-- Start of Supplied data --

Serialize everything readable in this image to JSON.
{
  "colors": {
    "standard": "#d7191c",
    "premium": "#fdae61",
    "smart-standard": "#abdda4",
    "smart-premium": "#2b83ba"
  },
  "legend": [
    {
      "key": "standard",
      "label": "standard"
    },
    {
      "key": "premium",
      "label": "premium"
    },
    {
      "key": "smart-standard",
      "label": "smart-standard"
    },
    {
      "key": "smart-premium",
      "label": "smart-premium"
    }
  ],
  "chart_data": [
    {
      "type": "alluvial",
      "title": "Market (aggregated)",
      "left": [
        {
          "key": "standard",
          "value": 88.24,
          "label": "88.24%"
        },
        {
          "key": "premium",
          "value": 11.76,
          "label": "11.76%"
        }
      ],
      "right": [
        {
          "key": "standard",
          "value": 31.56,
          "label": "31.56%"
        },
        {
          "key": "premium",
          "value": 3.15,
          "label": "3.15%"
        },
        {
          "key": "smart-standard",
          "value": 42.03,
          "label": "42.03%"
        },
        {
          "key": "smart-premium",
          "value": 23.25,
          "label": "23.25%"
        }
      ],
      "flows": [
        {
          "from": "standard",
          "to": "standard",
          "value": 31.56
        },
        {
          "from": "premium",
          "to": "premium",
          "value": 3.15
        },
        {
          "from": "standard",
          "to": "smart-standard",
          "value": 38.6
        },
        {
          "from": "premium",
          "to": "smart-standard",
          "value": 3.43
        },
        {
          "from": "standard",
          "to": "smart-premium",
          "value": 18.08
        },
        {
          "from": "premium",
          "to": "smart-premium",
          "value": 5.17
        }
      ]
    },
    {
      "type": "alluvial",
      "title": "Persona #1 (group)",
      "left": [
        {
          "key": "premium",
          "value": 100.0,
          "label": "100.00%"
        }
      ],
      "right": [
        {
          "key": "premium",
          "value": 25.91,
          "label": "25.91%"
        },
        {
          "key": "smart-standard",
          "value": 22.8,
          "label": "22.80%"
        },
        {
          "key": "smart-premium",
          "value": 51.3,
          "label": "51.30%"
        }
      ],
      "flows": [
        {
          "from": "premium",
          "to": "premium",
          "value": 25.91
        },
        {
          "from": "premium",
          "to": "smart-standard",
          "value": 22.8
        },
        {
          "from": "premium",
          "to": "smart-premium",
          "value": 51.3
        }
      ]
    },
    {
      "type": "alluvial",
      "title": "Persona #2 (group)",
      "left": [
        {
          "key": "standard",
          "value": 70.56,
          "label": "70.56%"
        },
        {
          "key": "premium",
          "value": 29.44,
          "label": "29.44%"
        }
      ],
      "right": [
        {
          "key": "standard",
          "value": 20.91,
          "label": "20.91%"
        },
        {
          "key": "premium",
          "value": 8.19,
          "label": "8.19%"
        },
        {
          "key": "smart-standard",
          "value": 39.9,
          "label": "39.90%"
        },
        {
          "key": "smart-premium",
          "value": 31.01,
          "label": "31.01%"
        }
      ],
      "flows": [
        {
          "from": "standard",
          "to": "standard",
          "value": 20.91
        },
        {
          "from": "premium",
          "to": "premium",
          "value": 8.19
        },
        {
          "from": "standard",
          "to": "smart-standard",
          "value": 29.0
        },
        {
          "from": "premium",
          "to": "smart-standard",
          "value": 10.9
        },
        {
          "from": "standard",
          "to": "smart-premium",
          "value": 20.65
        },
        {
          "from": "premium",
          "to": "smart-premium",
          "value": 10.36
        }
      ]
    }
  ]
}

-- End of Supplied data --

Task requirements —
Your task is to reproduce the whole listing exactly.

Result of this exercise —
Serialize everything readable in this image to JSON.
{
  "colors": {
    "standard": "#d7191c",
    "premium": "#fdae61",
    "smart-standard": "#abdda4",
    "smart-premium": "#2b83ba"
  },
  "legend": [
    {
      "key": "standard",
      "label": "standard"
    },
    {
      "key": "premium",
      "label": "premium"
    },
    {
      "key": "smart-standard",
      "label": "smart-standard"
    },
    {
      "key": "smart-premium",
      "label": "smart-premium"
    }
  ],
  "chart_data": [
    {
      "type": "alluvial",
      "title": "Market (aggregated)",
      "left": [
        {
          "key": "standard",
          "value": 88.24,
          "label": "88.24%"
        },
        {
          "key": "premium",
          "value": 11.76,
          "label": "11.76%"
        }
      ],
      "right": [
        {
          "key": "standard",
          "value": 31.56,
          "label": "31.56%"
        },
        {
          "key": "premium",
          "value": 3.15,
          "label": "3.15%"
        },
        {
          "key": "smart-standard",
          "value": 42.03,
          "label": "42.03%"
        },
        {
          "key": "smart-premium",
          "value": 23.25,
          "label": "23.25%"
        }
      ],
      "flows": [
        {
          "from": "standard",
          "to": "standard",
          "value": 31.56
        },
        {
          "from": "premium",
          "to": "premium",
          "value": 3.15
        },
        {
          "from": "standard",
          "to": "smart-standard",
          "value": 38.6
        },
        {
          "from": "premium",
          "to": "smart-standard",
          "value": 3.43
        },
        {
          "from": "standard",
          "to": "smart-premium",
          "value": 18.08
        },
        {
          "from": "premium",
          "to": "smart-premium",
          "value": 5.17
        }
      ]
    },
    {
      "type": "alluvial",
      "title": "Persona #1 (group)",
      "left": [
        {
          "key": "premium",
          "value": 100.0,
          "label": "100.00%"
        }
      ],
      "right": [
        {
          "key": "premium",
          "value": 25.91,
          "label": "25.91%"
        },
        {
          "key": "smart-standard",
          "value": 22.8,
          "label": "22.80%"
        },
        {
          "key": "smart-premium",
          "value": 51.3,
          "label": "51.30%"
        }
      ],
      "flows": [
        {
          "from": "premium",
          "to": "premium",
          "value": 25.91
        },
        {
          "from": "premium",
          "to": "smart-standard",
          "value": 22.8
        },
        {
          "from": "premium",
          "to": "smart-premium",
          "value": 51.3
        }
      ]
    },
    {
      "type": "alluvial",
      "title": "Persona #2 (group)",
      "left": [
        {
          "key": "standard",
          "value": 70.56,
          "label": "70.56%"
        },
        {
          "key": "premium",
          "value": 29.44,
          "label": "29.44%"
        }
      ],
      "right": [
        {
          "key": "standard",
          "value": 20.91,
          "label": "20.91%"
        },
        {
          "key": "premium",
          "value": 8.19,
          "label": "8.19%"
        },
        {
          "key": "smart-standard",
          "value": 39.9,
          "label": "39.90%"
        },
        {
          "key": "smart-premium",
          "value": 31.01,
          "label": "31.01%"
        }
      ],
      "flows": [
        {
          "from": "standard",
          "to": "standard",
          "value": 20.91
        },
        {
          "from": "premium",
          "to": "premium",
          "value": 8.19
        },
        {
          "from": "standard",
          "to": "smart-standard",
          "value": 29.0
        },
        {
          "from": "premium",
          "to": "smart-standard",
          "value": 10.9
        },
        {
          "from": "standard",
          "to": "smart-premium",
          "value": 20.65
        },
        {
          "from": "premium",
          "to": "smart-premium",
          "value": 10.36
        }
      ]
    }
  ]
}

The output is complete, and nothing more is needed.